Source text:
_____

Building a Data Studio Fitness Leaderboard

It may not be the leaderboard at Augusta, but the #PanderaFitnessClub is all about having a leaderboard. In the past few posts I’ve gone through various topics leading up to this, the capstone on my series of building a Fitness Leaderboard. In my last three posts I covered how I went about:

Designing the Architecture I would need
Implementing a Data Vault in BigQuery
Building of the Pipelines

In this article I will focus on building out a Data Studio dashboard to actually be able to serve out to the members of the #PanderaFitnessClub community. To circle back on the why, we were utilizing Strava to track friendly competitions in our community. However the way the Strava clubs are built it only allowed for ranking in the leaderboards based on swim, bike, or run activities. This left many of our members out, whether they lifted weights, walked, hiked, surfed, or even played badminton, we wanted everyone to be able to participate and this dashboard would help in that.

One of the big things about #PanderaFitnessClub is it is not about who is the fastest, or who can ride the farthest. It’s a community of encouragement and support to get as many people active as possible. So when it came time to build our leaderboard, we didn’t want the focus to be on participating, and participating often. We went with metrics that reflected that while still having some things to tangibly compete on:

Most Overall TIme (Month) 2 points: Who had the most time logged in a month long period.
Most Activities (Month) 2 points: Count of activities that were longer than 25 minutes.
Threshold: 20 activities (Month) — 2 points: Points awarded if you hit a threshold of 20 logged activities in a month.
Monthly 5k — 2 points: Each month points are available for those that run a 5k.
Fastest 5k time — 1 point: For those that do run in the 5k, whoever posts the best time gets points.
Monthly Event — 3 points: This one is still in the works, but in addition to the 5k we are planning on holding some kind of monthly event, where members can participate for points.
Most Overall Time (Week) — 1 point: Whoever has the most time logged in a calendar week within a month.
Most Activities (Week) — 1 point: Count of activities that were longer than 25 minutes

These metrics would be the foundation of the leaderboard, and to support them I would need to surface data that was landed in the previous articles. As mentioned previously I implemented a data vault model in its own dataset, and am surfacing all the aggregates via views in their own dataset. Below are all of the datasets used for the dashboard:

fact_activity — as mentioned before this is the base view that handles deduplication and collecting of the latest version of a record.

_____

Supplied information:
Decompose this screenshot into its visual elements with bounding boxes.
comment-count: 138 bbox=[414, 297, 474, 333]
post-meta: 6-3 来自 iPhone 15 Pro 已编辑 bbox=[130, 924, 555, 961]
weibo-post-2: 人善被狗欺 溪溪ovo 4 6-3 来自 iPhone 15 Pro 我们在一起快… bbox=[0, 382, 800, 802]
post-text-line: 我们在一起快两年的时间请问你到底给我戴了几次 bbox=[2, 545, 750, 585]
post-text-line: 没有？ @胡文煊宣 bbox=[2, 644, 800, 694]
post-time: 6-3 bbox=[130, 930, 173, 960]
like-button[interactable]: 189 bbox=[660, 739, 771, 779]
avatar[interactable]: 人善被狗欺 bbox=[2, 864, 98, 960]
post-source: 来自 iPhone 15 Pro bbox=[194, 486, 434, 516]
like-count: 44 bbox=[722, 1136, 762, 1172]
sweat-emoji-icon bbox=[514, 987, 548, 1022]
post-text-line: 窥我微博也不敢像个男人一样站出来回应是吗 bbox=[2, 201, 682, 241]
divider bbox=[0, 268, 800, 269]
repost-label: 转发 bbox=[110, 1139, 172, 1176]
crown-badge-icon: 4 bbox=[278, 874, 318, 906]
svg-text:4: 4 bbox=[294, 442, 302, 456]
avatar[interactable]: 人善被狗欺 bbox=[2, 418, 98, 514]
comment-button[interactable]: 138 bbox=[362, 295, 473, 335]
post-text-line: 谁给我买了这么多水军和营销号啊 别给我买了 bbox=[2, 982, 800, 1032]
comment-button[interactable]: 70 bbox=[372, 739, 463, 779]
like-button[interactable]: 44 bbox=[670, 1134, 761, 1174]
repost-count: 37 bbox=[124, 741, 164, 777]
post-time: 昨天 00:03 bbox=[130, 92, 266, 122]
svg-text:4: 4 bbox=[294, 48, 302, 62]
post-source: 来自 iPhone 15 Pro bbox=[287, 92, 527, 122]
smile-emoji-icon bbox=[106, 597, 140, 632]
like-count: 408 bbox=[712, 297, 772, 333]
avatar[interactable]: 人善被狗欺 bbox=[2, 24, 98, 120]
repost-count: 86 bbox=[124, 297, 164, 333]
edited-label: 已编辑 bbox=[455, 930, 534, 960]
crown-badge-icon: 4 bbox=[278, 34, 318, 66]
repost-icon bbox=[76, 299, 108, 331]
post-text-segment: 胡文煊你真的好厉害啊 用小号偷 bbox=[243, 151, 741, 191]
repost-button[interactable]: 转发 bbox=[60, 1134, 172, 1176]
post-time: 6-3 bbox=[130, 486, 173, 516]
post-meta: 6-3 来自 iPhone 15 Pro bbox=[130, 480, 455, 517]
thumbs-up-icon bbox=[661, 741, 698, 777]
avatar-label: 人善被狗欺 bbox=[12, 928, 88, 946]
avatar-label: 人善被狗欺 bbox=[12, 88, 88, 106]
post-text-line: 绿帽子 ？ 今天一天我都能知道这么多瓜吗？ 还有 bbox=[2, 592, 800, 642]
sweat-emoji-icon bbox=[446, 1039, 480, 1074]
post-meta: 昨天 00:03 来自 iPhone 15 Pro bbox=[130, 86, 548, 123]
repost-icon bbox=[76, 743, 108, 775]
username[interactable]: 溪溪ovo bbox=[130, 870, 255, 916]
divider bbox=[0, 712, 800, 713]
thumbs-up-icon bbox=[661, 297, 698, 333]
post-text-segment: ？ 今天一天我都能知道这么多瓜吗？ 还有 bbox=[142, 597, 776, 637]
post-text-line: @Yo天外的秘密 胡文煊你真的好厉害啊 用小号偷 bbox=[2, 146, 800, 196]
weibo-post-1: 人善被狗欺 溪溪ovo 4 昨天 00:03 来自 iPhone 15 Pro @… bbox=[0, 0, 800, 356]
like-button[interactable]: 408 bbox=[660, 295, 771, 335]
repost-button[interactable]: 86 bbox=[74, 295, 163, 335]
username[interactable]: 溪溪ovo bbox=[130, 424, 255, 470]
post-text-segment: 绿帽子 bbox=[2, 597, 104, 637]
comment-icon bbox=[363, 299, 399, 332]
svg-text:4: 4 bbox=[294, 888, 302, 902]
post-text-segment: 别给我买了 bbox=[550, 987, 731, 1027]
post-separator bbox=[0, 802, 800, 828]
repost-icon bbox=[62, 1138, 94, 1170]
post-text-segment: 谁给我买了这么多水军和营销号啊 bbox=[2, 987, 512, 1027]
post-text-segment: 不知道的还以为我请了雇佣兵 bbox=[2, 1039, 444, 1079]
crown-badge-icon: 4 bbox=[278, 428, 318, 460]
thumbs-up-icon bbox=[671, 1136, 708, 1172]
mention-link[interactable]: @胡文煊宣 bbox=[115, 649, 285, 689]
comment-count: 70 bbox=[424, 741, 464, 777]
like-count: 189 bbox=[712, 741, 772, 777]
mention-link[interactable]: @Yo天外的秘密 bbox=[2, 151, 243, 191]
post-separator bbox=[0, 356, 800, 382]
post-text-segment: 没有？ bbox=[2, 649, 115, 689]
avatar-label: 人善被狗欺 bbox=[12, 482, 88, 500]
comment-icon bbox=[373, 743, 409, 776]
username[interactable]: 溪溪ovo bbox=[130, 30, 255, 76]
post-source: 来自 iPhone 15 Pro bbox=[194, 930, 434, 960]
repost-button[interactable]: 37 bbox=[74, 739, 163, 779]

_____

Written task 1: Rewrite the fitness leaderboard article from "Most Activities (Month)" up to and including "time gets points.", changing "5k" to "10k".
Written task 2: According to the fitness leaderboard article, how long must an activity be to count toward Most Activities (Month)?
The lines have no connection to the fitness leaderboard article.

Expected answer 1:
Most Activities (Month) 2 points: Count of activities that were longer than 25 minutes.
Threshold: 20 activities (Month) — 2 points: Points awarded if you hit a threshold of 20 logged activities in a month.
Monthly 10k — 2 points: Each month points are available for those that run a 10k.
Fastest 10k time — 1 point: For those that do run in the 10k, whoever posts the best time gets points.

Expected answer 2: Longer than 25 minutes.